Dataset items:
════

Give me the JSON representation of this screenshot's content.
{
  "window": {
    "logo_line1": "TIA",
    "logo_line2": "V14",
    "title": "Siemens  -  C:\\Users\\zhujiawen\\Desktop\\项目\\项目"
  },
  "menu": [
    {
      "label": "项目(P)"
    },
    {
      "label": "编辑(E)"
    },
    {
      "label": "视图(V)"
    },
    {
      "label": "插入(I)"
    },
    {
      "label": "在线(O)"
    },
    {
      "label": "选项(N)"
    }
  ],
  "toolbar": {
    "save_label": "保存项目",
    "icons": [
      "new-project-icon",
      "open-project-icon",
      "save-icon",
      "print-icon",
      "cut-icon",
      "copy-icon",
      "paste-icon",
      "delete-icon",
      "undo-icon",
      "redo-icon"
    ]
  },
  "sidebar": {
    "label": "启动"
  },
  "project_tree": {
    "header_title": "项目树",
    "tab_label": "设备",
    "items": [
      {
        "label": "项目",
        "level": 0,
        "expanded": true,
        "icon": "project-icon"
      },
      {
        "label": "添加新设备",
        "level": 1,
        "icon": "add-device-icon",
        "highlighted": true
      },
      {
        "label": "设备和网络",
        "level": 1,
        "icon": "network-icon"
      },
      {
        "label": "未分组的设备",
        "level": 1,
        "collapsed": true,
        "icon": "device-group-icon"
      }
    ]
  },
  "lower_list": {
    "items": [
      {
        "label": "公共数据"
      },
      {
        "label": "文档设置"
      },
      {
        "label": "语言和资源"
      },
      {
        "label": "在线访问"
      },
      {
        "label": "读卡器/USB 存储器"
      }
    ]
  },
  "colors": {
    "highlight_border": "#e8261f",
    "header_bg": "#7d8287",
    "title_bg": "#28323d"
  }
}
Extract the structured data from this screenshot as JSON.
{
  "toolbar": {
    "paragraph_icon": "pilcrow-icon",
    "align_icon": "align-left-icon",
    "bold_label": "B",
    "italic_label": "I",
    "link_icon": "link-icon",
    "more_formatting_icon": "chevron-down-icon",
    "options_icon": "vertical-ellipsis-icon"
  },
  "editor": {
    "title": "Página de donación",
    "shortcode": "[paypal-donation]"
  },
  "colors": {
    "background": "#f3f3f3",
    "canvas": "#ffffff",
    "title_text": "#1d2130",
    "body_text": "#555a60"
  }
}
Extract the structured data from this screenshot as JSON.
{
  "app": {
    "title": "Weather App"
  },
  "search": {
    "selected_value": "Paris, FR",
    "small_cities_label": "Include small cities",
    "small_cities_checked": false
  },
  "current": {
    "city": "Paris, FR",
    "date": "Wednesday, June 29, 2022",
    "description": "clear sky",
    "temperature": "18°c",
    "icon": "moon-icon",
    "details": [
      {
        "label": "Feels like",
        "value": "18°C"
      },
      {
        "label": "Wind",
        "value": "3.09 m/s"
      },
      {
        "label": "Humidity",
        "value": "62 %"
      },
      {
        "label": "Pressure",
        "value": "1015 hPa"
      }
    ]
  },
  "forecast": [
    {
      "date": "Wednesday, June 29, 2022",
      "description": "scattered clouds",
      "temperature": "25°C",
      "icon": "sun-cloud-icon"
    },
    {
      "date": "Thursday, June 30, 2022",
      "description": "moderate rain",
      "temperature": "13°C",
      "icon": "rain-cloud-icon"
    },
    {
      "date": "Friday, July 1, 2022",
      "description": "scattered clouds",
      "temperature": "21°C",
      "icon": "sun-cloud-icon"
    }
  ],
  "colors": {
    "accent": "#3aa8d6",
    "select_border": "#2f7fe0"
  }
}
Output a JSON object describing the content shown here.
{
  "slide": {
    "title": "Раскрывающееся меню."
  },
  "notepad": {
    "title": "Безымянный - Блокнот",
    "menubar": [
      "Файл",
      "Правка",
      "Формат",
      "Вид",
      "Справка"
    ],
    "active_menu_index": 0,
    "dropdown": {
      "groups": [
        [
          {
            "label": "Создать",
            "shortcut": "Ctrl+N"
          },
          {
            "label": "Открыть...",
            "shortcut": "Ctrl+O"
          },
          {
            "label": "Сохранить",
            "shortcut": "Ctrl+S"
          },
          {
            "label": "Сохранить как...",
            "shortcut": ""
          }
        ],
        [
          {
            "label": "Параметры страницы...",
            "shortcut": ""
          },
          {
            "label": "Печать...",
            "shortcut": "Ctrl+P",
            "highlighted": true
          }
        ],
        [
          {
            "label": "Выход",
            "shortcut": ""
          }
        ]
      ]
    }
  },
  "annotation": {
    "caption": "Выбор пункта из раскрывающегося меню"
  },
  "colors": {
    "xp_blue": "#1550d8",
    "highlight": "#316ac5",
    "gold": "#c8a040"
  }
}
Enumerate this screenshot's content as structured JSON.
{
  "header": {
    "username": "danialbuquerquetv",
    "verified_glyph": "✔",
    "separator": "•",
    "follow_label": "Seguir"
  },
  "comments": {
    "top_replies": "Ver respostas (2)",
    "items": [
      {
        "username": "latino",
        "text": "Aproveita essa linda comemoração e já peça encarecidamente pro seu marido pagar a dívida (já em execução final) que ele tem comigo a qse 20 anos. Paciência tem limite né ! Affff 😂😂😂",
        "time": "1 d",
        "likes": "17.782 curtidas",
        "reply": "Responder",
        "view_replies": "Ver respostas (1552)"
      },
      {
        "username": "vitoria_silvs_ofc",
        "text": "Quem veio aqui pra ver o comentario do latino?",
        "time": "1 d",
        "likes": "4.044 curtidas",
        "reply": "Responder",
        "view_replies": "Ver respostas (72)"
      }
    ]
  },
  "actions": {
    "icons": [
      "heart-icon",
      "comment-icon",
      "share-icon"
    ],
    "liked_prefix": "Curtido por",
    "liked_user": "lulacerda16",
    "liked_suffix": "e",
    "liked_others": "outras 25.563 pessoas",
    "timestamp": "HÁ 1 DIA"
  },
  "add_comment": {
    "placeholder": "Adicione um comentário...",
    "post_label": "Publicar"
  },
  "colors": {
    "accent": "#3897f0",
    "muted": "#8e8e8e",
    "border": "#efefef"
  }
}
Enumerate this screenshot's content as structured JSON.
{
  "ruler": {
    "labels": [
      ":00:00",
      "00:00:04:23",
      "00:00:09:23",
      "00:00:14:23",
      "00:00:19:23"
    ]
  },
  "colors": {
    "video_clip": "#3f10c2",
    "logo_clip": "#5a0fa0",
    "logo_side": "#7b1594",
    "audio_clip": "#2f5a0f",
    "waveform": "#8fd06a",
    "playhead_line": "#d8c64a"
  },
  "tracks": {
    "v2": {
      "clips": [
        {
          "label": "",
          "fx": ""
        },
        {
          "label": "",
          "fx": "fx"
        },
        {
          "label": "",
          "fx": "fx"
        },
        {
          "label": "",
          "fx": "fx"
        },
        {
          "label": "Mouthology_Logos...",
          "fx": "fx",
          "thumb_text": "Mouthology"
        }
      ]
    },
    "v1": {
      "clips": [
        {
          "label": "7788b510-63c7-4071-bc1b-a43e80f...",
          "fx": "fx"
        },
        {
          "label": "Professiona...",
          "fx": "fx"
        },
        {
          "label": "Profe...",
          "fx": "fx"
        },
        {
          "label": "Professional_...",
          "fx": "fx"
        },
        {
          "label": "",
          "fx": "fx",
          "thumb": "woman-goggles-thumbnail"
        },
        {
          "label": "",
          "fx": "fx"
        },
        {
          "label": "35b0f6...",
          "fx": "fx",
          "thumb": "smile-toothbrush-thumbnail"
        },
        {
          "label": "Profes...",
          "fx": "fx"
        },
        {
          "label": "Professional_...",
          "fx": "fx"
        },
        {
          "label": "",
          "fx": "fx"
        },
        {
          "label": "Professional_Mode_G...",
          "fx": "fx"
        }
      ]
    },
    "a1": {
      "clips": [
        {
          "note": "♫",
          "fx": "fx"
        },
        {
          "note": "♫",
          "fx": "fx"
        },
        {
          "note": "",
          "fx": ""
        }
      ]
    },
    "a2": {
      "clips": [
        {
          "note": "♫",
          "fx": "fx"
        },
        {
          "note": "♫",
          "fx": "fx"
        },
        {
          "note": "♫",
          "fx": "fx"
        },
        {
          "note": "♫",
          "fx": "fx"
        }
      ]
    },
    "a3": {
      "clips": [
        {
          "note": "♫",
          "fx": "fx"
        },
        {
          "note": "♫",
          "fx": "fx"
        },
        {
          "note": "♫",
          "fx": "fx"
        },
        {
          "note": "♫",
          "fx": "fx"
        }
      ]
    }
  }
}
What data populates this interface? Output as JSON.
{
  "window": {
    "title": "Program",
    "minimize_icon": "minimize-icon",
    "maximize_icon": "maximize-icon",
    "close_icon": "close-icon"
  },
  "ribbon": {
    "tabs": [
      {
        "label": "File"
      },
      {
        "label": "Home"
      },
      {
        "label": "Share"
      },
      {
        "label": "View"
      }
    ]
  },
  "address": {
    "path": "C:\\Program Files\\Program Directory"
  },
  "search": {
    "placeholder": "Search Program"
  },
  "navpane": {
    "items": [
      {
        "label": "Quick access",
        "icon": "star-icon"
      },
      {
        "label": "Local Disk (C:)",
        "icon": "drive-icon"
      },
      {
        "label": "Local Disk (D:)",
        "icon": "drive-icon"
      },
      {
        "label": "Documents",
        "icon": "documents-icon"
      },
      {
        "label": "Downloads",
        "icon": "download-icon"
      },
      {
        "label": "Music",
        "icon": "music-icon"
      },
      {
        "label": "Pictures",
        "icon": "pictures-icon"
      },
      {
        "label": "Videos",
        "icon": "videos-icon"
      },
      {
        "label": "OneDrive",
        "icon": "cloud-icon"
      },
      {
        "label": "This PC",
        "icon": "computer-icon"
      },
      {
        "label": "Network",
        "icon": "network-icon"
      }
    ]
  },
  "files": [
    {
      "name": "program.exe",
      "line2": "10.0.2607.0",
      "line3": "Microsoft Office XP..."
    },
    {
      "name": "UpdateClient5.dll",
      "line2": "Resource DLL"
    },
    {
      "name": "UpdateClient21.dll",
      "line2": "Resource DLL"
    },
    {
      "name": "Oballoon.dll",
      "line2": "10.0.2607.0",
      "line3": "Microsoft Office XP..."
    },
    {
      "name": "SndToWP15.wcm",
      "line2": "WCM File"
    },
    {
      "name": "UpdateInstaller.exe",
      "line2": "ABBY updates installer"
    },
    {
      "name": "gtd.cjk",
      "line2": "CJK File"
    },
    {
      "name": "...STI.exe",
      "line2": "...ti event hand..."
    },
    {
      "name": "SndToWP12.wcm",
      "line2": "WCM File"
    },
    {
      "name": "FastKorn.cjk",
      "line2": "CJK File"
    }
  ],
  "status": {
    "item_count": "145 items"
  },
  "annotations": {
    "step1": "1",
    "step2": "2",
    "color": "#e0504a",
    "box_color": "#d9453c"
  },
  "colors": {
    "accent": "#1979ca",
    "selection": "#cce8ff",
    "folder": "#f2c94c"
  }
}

════

# Short exercise:
From the entries above, copy each line holding "shortcut".

# Solution for this task:
            "shortcut": "Ctrl+N"
            "shortcut": "Ctrl+O"
            "shortcut": "Ctrl+S"
            "shortcut": ""
            "shortcut": ""
            "shortcut": "Ctrl+P",
            "shortcut": ""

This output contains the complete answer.